● **EXERCISE REQUIREMENTS**
Transcribe all of the material exactly. Any picture in it should be left out.

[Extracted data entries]
══════

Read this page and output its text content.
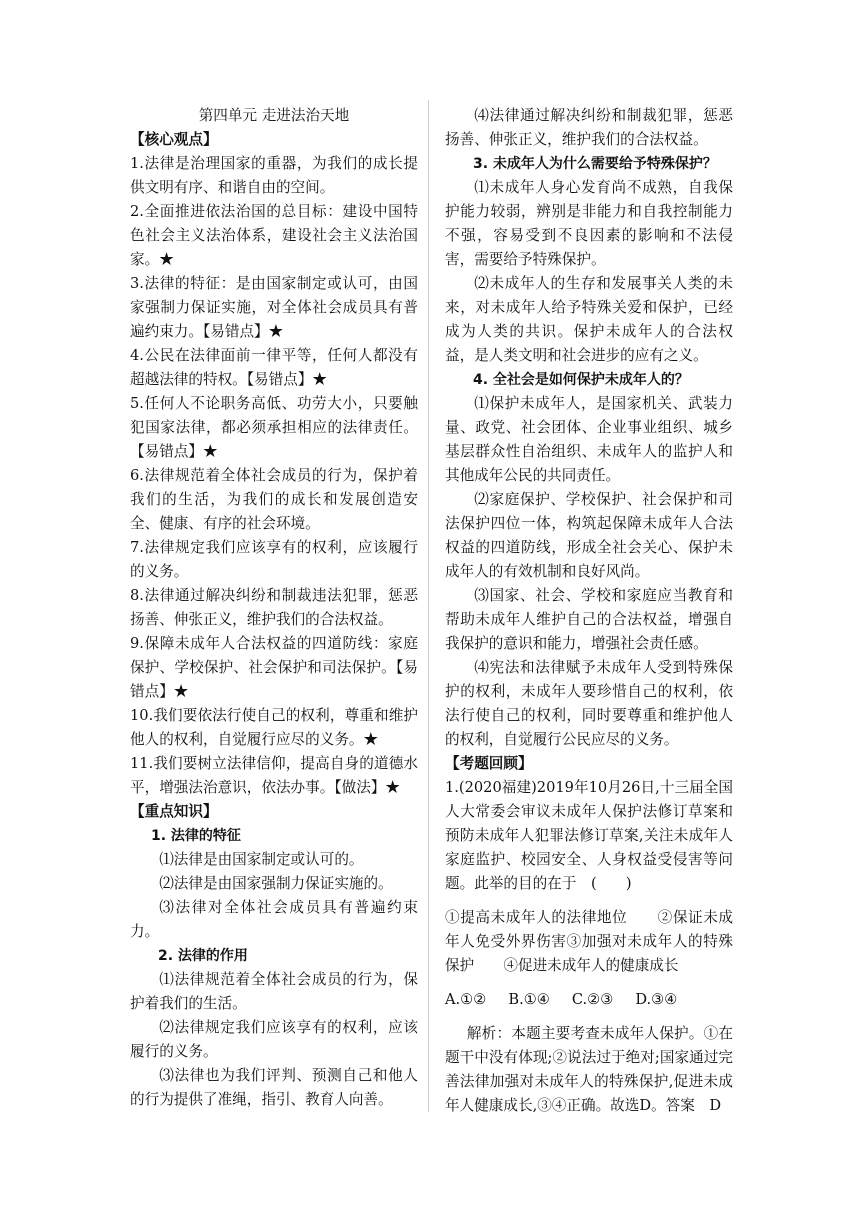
第四单元 走进法治天地

【核心观点】

1.法律是治理国家的重器，为我们的成长提供文明有序、和谐自由的空间。

2.全面推进依法治国的总目标：建设中国特色社会主义法治体系，建设社会主义法治国家。★

3.法律的特征：是由国家制定或认可，由国家强制力保证实施，对全体社会成员具有普遍约束力。【易错点】★

4.公民在法律面前一律平等，任何人都没有超越法律的特权。【易错点】★

5.任何人不论职务高低、功劳大小，只要触犯国家法律，都必须承担相应的法律责任。【易错点】★

6.法律规范着全体社会成员的行为，保护着我们的生活，为我们的成长和发展创造安全、健康、有序的社会环境。

7.法律规定我们应该享有的权利，应该履行的义务。

8.法律通过解决纠纷和制裁违法犯罪，惩恶扬善、伸张正义，维护我们的合法权益。

9.保障未成年人合法权益的四道防线：家庭保护、学校保护、社会保护和司法保护。【易错点】★

10.我们要依法行使自己的权利，尊重和维护他人的权利，自觉履行应尽的义务。★

11.我们要树立法律信仰，提高自身的道德水平，增强法治意识，依法办事。【做法】★

【重点知识】

1. 法律的特征

⑴法律是由国家制定或认可的。

⑵法律是由国家强制力保证实施的。

⑶法律对全体社会成员具有普遍约束力。

2. 法律的作用

⑴法律规范着全体社会成员的行为，保护着我们的生活。

⑵法律规定我们应该享有的权利，应该履行的义务。

⑶法律也为我们评判、预测自己和他人的行为提供了准绳，指引、教育人向善。

⑷法律通过解决纠纷和制裁犯罪，惩恶扬善、伸张正义，维护我们的合法权益。

3. 未成年人为什么需要给予特殊保护？

⑴未成年人身心发育尚不成熟，自我保护能力较弱，辨别是非能力和自我控制能力不强，容易受到不良因素的影响和不法侵害，需要给予特殊保护。

⑵未成年人的生存和发展事关人类的未来，对未成年人给予特殊关爱和保护，已经成为人类的共识。保护未成年人的合法权益，是人类文明和社会进步的应有之义。

4. 全社会是如何保护未成年人的？

⑴保护未成年人，是国家机关、武装力量、政党、社会团体、企业事业组织、城乡基层群众性自治组织、未成年人的监护人和其他成年公民的共同责任。

⑵家庭保护、学校保护、社会保护和司法保护四位一体，构筑起保障未成年人合法权益的四道防线，形成全社会关心、保护未成年人的有效机制和良好风尚。

⑶国家、社会、学校和家庭应当教育和帮助未成年人维护自己的合法权益，增强自我保护的意识和能力，增强社会责任感。

⑷宪法和法律赋予未成年人受到特殊保护的权利，未成年人要珍惜自己的权利，依法行使自己的权利，同时要尊重和维护他人的权利，自觉履行公民应尽的义务。

【考题回顾】

1.(2020福建)2019年10月26日,十三届全国人大常委会审议未成年人保护法修订草案和预防未成年人犯罪法修订草案,关注未成年人家庭监护、校园安全、人身权益受侵害等问题。此举的目的在于　(　　)

①提高未成年人的法律地位　　②保证未成年人免受外界伤害③加强对未成年人的特殊保护　　④促进未成年人的健康成长

A.①② B.①④ C.②③ D.③④

解析：本题主要考查未成年人保护。①在题干中没有体现;②说法过于绝对;国家通过完善法律加强对未成年人的特殊保护,促进未成年人健康成长,③④正确。故选D。答案　D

══════

● **THE SOLUTION**
Read this page and output its text content.
第四单元 走进法治天地

【核心观点】

1.法律是治理国家的重器，为我们的成长提供文明有序、和谐自由的空间。

2.全面推进依法治国的总目标：建设中国特色社会主义法治体系，建设社会主义法治国家。★

3.法律的特征：是由国家制定或认可，由国家强制力保证实施，对全体社会成员具有普遍约束力。【易错点】★

4.公民在法律面前一律平等，任何人都没有超越法律的特权。【易错点】★

5.任何人不论职务高低、功劳大小，只要触犯国家法律，都必须承担相应的法律责任。【易错点】★

6.法律规范着全体社会成员的行为，保护着我们的生活，为我们的成长和发展创造安全、健康、有序的社会环境。

7.法律规定我们应该享有的权利，应该履行的义务。

8.法律通过解决纠纷和制裁违法犯罪，惩恶扬善、伸张正义，维护我们的合法权益。

9.保障未成年人合法权益的四道防线：家庭保护、学校保护、社会保护和司法保护。【易错点】★

10.我们要依法行使自己的权利，尊重和维护他人的权利，自觉履行应尽的义务。★

11.我们要树立法律信仰，提高自身的道德水平，增强法治意识，依法办事。【做法】★

【重点知识】

1. 法律的特征

⑴法律是由国家制定或认可的。

⑵法律是由国家强制力保证实施的。

⑶法律对全体社会成员具有普遍约束力。

2. 法律的作用

⑴法律规范着全体社会成员的行为，保护着我们的生活。

⑵法律规定我们应该享有的权利，应该履行的义务。

⑶法律也为我们评判、预测自己和他人的行为提供了准绳，指引、教育人向善。

⑷法律通过解决纠纷和制裁犯罪，惩恶扬善、伸张正义，维护我们的合法权益。

3. 未成年人为什么需要给予特殊保护？

⑴未成年人身心发育尚不成熟，自我保护能力较弱，辨别是非能力和自我控制能力不强，容易受到不良因素的影响和不法侵害，需要给予特殊保护。

⑵未成年人的生存和发展事关人类的未来，对未成年人给予特殊关爱和保护，已经成为人类的共识。保护未成年人的合法权益，是人类文明和社会进步的应有之义。

4. 全社会是如何保护未成年人的？

⑴保护未成年人，是国家机关、武装力量、政党、社会团体、企业事业组织、城乡基层群众性自治组织、未成年人的监护人和其他成年公民的共同责任。

⑵家庭保护、学校保护、社会保护和司法保护四位一体，构筑起保障未成年人合法权益的四道防线，形成全社会关心、保护未成年人的有效机制和良好风尚。

⑶国家、社会、学校和家庭应当教育和帮助未成年人维护自己的合法权益，增强自我保护的意识和能力，增强社会责任感。

⑷宪法和法律赋予未成年人受到特殊保护的权利，未成年人要珍惜自己的权利，依法行使自己的权利，同时要尊重和维护他人的权利，自觉履行公民应尽的义务。

【考题回顾】

1.(2020福建)2019年10月26日,十三届全国人大常委会审议未成年人保护法修订草案和预防未成年人犯罪法修订草案,关注未成年人家庭监护、校园安全、人身权益受侵害等问题。此举的目的在于　(　　)

①提高未成年人的法律地位　　②保证未成年人免受外界伤害③加强对未成年人的特殊保护　　④促进未成年人的健康成长

A.①② B.①④ C.②③ D.③④

解析：本题主要考查未成年人保护。①在题干中没有体现;②说法过于绝对;国家通过完善法律加强对未成年人的特殊保护,促进未成年人健康成长,③④正确。故选D。答案　D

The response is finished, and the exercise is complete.